[Saved entries]

■ ■ ■ ■ ■

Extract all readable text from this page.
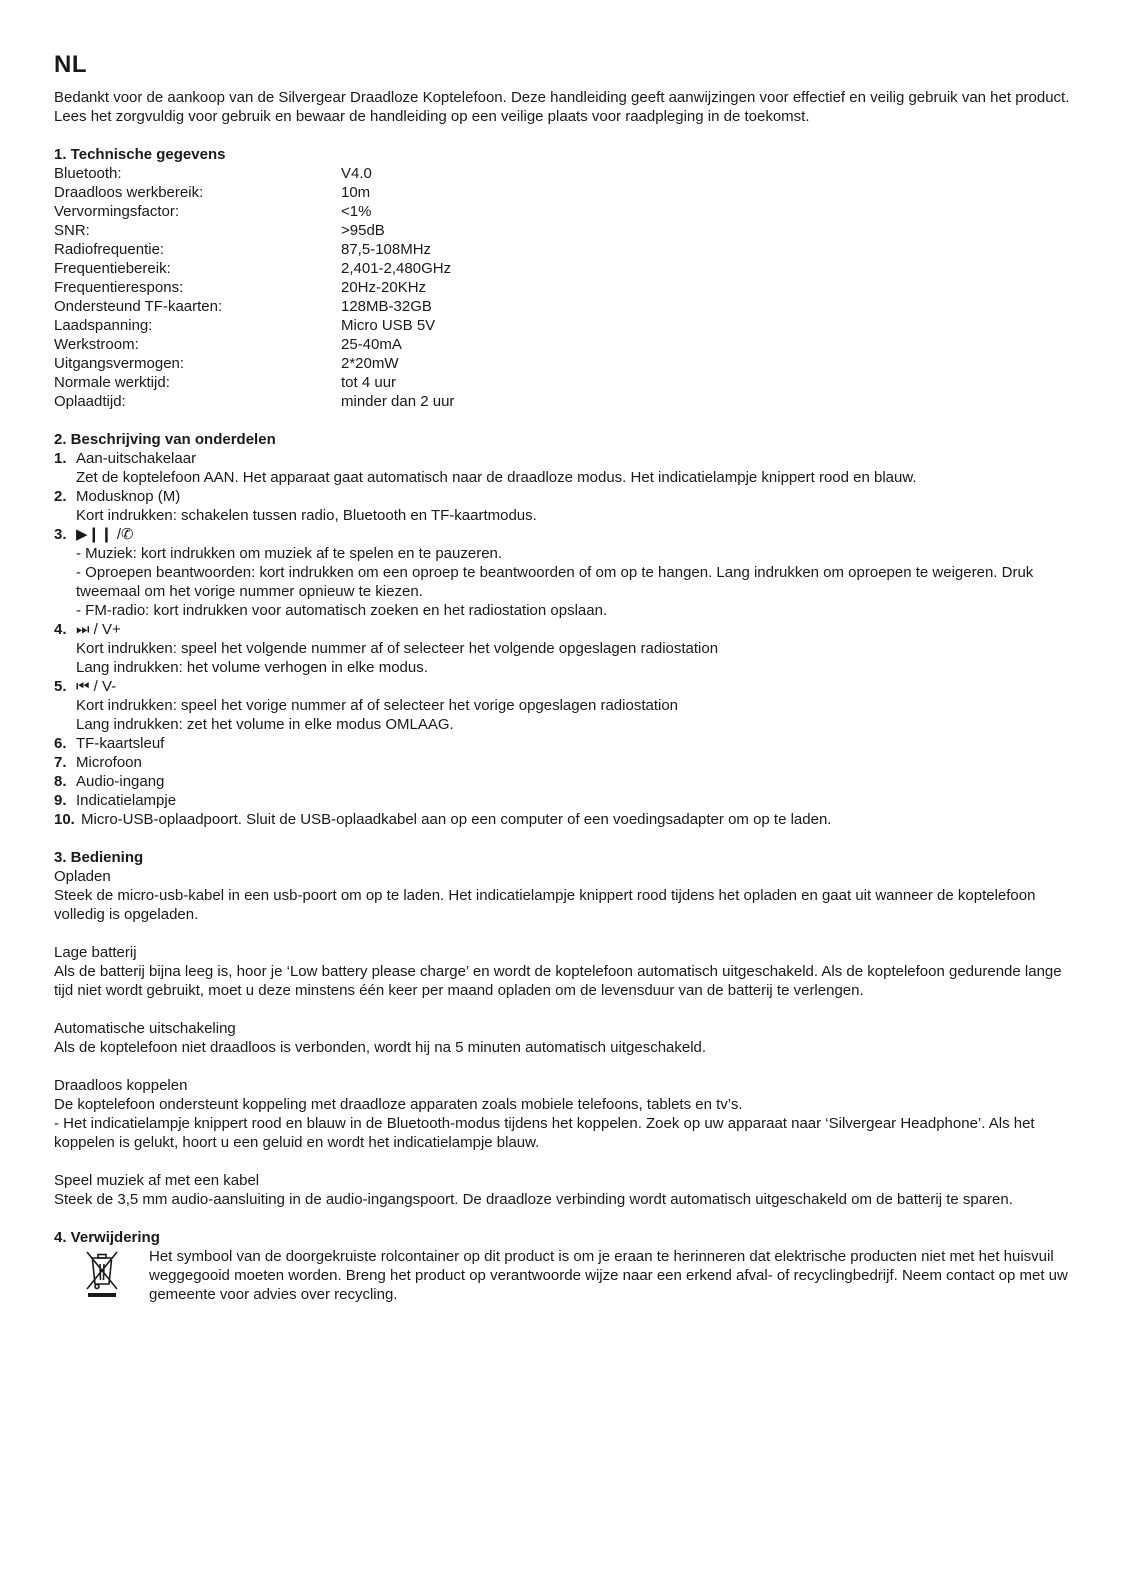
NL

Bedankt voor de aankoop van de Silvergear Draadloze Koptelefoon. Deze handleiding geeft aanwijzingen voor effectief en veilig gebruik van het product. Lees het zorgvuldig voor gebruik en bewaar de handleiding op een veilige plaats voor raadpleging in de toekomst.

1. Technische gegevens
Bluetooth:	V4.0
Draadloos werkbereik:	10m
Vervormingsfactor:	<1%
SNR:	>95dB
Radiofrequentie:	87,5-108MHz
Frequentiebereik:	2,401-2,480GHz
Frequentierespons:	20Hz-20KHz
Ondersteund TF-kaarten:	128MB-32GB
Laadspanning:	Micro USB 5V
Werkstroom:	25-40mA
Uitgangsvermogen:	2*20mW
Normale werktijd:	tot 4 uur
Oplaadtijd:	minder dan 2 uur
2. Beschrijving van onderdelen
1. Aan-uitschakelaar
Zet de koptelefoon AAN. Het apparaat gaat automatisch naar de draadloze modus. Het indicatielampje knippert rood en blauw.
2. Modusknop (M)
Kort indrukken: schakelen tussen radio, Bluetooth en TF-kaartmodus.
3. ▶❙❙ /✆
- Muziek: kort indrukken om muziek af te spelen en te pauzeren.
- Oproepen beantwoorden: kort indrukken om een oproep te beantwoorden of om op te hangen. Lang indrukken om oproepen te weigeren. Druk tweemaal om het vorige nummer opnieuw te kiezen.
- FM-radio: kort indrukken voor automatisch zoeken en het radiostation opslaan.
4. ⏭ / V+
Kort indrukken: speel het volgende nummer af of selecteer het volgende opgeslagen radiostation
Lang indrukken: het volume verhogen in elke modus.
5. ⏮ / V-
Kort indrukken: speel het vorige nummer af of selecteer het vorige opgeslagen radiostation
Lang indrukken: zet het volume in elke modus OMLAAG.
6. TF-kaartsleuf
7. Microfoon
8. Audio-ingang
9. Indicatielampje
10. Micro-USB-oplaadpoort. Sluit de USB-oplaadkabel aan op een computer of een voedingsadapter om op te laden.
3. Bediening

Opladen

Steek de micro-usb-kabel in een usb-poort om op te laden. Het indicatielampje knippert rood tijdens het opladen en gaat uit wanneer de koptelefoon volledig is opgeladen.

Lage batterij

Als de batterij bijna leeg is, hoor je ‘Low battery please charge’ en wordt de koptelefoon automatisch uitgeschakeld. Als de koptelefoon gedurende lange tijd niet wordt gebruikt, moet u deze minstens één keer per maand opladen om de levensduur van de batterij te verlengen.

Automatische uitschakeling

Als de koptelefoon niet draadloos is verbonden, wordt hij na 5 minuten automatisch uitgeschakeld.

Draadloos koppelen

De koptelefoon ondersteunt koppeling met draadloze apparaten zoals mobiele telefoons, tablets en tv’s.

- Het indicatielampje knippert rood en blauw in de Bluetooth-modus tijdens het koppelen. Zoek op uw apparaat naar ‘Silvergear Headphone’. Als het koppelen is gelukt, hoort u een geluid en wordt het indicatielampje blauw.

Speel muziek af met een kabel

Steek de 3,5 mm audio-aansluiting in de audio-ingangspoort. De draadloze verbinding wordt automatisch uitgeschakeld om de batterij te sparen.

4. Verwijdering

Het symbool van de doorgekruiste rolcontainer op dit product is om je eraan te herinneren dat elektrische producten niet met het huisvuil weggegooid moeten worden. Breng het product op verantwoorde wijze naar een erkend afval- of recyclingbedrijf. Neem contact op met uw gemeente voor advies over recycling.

■ ■ ■ ■ ■

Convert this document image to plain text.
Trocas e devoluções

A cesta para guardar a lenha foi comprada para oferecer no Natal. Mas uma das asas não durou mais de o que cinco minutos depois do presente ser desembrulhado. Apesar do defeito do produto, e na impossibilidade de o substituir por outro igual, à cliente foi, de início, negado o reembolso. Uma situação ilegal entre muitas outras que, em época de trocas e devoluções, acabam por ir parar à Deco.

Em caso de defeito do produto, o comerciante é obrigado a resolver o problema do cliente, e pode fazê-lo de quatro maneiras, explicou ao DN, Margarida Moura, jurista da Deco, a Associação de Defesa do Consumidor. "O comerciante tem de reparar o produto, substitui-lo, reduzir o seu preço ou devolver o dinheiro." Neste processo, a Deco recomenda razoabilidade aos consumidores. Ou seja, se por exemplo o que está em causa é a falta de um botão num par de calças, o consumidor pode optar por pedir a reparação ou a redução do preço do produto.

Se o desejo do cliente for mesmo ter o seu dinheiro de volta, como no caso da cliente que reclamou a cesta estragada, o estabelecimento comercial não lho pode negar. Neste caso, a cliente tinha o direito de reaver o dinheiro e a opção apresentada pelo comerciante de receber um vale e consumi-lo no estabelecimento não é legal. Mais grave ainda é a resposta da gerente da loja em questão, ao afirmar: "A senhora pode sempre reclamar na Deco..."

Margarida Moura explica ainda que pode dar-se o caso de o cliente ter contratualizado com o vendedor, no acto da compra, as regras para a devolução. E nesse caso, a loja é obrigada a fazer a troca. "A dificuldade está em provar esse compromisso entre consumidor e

■ ■ ■ ■ ■

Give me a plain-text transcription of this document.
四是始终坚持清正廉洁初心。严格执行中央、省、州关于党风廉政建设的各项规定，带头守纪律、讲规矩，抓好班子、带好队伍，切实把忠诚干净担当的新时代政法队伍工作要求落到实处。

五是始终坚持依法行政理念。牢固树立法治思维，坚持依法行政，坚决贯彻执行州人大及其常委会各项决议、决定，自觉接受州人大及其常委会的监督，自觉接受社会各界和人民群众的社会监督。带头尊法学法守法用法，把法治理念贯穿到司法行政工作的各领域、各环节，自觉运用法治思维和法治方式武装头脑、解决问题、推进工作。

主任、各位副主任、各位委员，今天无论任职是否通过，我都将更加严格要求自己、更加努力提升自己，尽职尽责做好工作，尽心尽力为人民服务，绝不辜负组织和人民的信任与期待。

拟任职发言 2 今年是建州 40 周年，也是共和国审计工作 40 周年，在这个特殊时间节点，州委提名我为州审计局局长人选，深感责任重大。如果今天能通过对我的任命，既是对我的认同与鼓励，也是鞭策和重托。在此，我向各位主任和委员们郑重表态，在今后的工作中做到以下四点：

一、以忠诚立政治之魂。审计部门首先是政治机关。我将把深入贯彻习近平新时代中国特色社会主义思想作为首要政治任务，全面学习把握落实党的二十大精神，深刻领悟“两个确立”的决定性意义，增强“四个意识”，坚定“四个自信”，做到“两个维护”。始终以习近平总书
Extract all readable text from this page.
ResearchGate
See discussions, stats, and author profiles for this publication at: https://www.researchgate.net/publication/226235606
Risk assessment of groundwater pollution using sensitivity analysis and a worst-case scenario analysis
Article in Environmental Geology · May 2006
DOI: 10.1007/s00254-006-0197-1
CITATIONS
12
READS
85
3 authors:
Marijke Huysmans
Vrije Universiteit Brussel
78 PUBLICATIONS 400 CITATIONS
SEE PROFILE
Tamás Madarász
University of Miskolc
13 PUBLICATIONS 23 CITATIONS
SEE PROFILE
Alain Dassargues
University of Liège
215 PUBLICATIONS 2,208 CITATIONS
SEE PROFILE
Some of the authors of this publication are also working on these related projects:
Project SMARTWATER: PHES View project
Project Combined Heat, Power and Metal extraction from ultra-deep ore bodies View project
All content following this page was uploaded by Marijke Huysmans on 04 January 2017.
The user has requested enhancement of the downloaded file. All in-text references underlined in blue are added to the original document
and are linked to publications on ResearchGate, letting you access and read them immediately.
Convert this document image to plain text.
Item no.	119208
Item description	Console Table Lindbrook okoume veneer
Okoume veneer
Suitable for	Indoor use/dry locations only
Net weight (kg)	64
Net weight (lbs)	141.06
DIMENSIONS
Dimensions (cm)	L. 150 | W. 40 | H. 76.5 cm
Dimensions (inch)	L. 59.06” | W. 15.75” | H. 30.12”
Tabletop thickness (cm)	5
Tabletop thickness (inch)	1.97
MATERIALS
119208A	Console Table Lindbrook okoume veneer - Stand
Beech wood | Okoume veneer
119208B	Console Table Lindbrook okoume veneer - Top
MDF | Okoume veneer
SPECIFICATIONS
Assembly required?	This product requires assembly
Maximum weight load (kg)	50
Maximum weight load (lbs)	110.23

■ ■ ■ ■ ■

- **Given task**:
Only a number is wanted: how many lines contain "está"?

- **Complete response**:
2